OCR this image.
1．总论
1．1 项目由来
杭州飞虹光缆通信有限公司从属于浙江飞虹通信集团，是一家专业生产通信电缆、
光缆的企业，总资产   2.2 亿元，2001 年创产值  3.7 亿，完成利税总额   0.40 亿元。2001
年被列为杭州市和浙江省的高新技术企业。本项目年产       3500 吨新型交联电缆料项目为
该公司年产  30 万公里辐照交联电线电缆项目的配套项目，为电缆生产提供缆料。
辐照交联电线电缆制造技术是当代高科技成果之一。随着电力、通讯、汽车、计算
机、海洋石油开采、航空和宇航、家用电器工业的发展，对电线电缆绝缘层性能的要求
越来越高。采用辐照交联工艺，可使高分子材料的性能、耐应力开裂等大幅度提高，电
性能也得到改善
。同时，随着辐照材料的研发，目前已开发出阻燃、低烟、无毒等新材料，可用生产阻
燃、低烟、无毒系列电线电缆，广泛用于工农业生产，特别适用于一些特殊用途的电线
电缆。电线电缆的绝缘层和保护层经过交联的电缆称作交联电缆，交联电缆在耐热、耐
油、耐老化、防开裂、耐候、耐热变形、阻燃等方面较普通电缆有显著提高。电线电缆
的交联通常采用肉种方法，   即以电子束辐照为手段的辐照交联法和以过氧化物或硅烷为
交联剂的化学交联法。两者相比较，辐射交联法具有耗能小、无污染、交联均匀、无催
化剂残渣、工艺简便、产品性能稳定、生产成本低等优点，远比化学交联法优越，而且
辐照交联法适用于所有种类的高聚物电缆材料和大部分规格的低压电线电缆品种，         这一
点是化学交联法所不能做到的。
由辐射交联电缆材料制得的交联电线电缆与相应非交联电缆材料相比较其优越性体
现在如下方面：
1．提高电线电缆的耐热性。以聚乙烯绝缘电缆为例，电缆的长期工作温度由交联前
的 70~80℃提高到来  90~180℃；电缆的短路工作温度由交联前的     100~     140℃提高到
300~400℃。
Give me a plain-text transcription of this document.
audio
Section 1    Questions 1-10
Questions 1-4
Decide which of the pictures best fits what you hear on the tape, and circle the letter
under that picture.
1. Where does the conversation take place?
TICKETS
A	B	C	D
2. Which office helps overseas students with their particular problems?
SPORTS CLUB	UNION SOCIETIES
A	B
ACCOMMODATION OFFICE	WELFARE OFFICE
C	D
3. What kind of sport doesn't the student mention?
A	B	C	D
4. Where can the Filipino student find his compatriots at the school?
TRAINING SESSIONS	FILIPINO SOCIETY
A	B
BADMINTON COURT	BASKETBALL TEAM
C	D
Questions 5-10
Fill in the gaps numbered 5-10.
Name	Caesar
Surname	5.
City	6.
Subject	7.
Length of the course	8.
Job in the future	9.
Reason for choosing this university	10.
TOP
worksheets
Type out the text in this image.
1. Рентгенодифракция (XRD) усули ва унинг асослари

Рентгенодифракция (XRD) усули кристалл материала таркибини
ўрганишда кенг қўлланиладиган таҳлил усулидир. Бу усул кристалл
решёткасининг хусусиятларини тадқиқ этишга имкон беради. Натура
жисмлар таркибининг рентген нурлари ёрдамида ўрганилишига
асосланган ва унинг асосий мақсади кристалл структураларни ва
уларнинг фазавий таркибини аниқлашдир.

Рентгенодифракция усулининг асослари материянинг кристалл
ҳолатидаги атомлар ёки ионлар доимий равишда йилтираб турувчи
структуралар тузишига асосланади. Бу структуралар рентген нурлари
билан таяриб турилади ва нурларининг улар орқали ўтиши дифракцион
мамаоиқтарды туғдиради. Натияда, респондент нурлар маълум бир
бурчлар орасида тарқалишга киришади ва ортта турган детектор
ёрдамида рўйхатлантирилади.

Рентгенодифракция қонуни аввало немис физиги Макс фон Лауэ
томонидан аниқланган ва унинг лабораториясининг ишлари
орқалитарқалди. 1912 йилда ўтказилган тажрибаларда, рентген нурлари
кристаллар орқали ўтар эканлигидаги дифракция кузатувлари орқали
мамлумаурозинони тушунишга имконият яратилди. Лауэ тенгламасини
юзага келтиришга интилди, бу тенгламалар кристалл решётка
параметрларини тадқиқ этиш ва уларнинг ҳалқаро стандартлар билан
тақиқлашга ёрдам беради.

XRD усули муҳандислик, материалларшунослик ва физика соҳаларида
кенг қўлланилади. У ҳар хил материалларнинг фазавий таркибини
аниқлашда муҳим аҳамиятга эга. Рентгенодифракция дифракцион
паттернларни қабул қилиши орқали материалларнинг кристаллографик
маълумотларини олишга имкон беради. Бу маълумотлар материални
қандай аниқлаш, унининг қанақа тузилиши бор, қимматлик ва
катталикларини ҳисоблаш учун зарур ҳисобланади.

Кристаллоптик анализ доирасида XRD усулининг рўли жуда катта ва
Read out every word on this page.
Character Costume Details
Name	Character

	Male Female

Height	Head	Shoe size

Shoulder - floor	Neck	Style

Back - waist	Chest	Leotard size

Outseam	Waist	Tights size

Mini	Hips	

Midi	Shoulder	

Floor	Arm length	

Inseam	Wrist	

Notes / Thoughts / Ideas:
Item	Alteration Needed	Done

***

Task details: Your task is to extract all of the records exactly.

Expected answer:
OCR this image.
1．总论
1．1 项目由来
杭州飞虹光缆通信有限公司从属于浙江飞虹通信集团，是一家专业生产通信电缆、
光缆的企业，总资产   2.2 亿元，2001 年创产值  3.7 亿，完成利税总额   0.40 亿元。2001
年被列为杭州市和浙江省的高新技术企业。本项目年产       3500 吨新型交联电缆料项目为
该公司年产  30 万公里辐照交联电线电缆项目的配套项目，为电缆生产提供缆料。
辐照交联电线电缆制造技术是当代高科技成果之一。随着电力、通讯、汽车、计算
机、海洋石油开采、航空和宇航、家用电器工业的发展，对电线电缆绝缘层性能的要求
越来越高。采用辐照交联工艺，可使高分子材料的性能、耐应力开裂等大幅度提高，电
性能也得到改善
。同时，随着辐照材料的研发，目前已开发出阻燃、低烟、无毒等新材料，可用生产阻
燃、低烟、无毒系列电线电缆，广泛用于工农业生产，特别适用于一些特殊用途的电线
电缆。电线电缆的绝缘层和保护层经过交联的电缆称作交联电缆，交联电缆在耐热、耐
油、耐老化、防开裂、耐候、耐热变形、阻燃等方面较普通电缆有显著提高。电线电缆
的交联通常采用肉种方法，   即以电子束辐照为手段的辐照交联法和以过氧化物或硅烷为
交联剂的化学交联法。两者相比较，辐射交联法具有耗能小、无污染、交联均匀、无催
化剂残渣、工艺简便、产品性能稳定、生产成本低等优点，远比化学交联法优越，而且
辐照交联法适用于所有种类的高聚物电缆材料和大部分规格的低压电线电缆品种，         这一
点是化学交联法所不能做到的。
由辐射交联电缆材料制得的交联电线电缆与相应非交联电缆材料相比较其优越性体
现在如下方面：
1．提高电线电缆的耐热性。以聚乙烯绝缘电缆为例，电缆的长期工作温度由交联前
的 70~80℃提高到来  90~180℃；电缆的短路工作温度由交联前的     100~     140℃提高到
300~400℃。
Give me a plain-text transcription of this document.
audio
Section 1    Questions 1-10
Questions 1-4
Decide which of the pictures best fits what you hear on the tape, and circle the letter
under that picture.
1. Where does the conversation take place?
TICKETS
A	B	C	D
2. Which office helps overseas students with their particular problems?
SPORTS CLUB	UNION SOCIETIES
A	B
ACCOMMODATION OFFICE	WELFARE OFFICE
C	D
3. What kind of sport doesn't the student mention?
A	B	C	D
4. Where can the Filipino student find his compatriots at the school?
TRAINING SESSIONS	FILIPINO SOCIETY
A	B
BADMINTON COURT	BASKETBALL TEAM
C	D
Questions 5-10
Fill in the gaps numbered 5-10.
Name	Caesar
Surname	5.
City	6.
Subject	7.
Length of the course	8.
Job in the future	9.
Reason for choosing this university	10.
TOP
worksheets
Type out the text in this image.
1. Рентгенодифракция (XRD) усули ва унинг асослари

Рентгенодифракция (XRD) усули кристалл материала таркибини
ўрганишда кенг қўлланиладиган таҳлил усулидир. Бу усул кристалл
решёткасининг хусусиятларини тадқиқ этишга имкон беради. Натура
жисмлар таркибининг рентген нурлари ёрдамида ўрганилишига
асосланган ва унинг асосий мақсади кристалл структураларни ва
уларнинг фазавий таркибини аниқлашдир.

Рентгенодифракция усулининг асослари материянинг кристалл
ҳолатидаги атомлар ёки ионлар доимий равишда йилтираб турувчи
структуралар тузишига асосланади. Бу структуралар рентген нурлари
билан таяриб турилади ва нурларининг улар орқали ўтиши дифракцион
мамаоиқтарды туғдиради. Натияда, респондент нурлар маълум бир
бурчлар орасида тарқалишга киришади ва ортта турган детектор
ёрдамида рўйхатлантирилади.

Рентгенодифракция қонуни аввало немис физиги Макс фон Лауэ
томонидан аниқланган ва унинг лабораториясининг ишлари
орқалитарқалди. 1912 йилда ўтказилган тажрибаларда, рентген нурлари
кристаллар орқали ўтар эканлигидаги дифракция кузатувлари орқали
мамлумаурозинони тушунишга имконият яратилди. Лауэ тенгламасини
юзага келтиришга интилди, бу тенгламалар кристалл решётка
параметрларини тадқиқ этиш ва уларнинг ҳалқаро стандартлар билан
тақиқлашга ёрдам беради.

XRD усули муҳандислик, материалларшунослик ва физика соҳаларида
кенг қўлланилади. У ҳар хил материалларнинг фазавий таркибини
аниқлашда муҳим аҳамиятга эга. Рентгенодифракция дифракцион
паттернларни қабул қилиши орқали материалларнинг кристаллографик
маълумотларини олишга имкон беради. Бу маълумотлар материални
қандай аниқлаш, унининг қанақа тузилиши бор, қимматлик ва
катталикларини ҳисоблаш учун зарур ҳисобланади.

Кристаллоптик анализ доирасида XRD усулининг рўли жуда катта ва
Read out every word on this page.
Character Costume Details
Name	Character

	Male Female

Height	Head	Shoe size

Shoulder - floor	Neck	Style

Back - waist	Chest	Leotard size

Outseam	Waist	Tights size

Mini	Hips	

Midi	Shoulder	

Floor	Arm length	

Inseam	Wrist	

Notes / Thoughts / Ideas:
Item	Alteration Needed	Done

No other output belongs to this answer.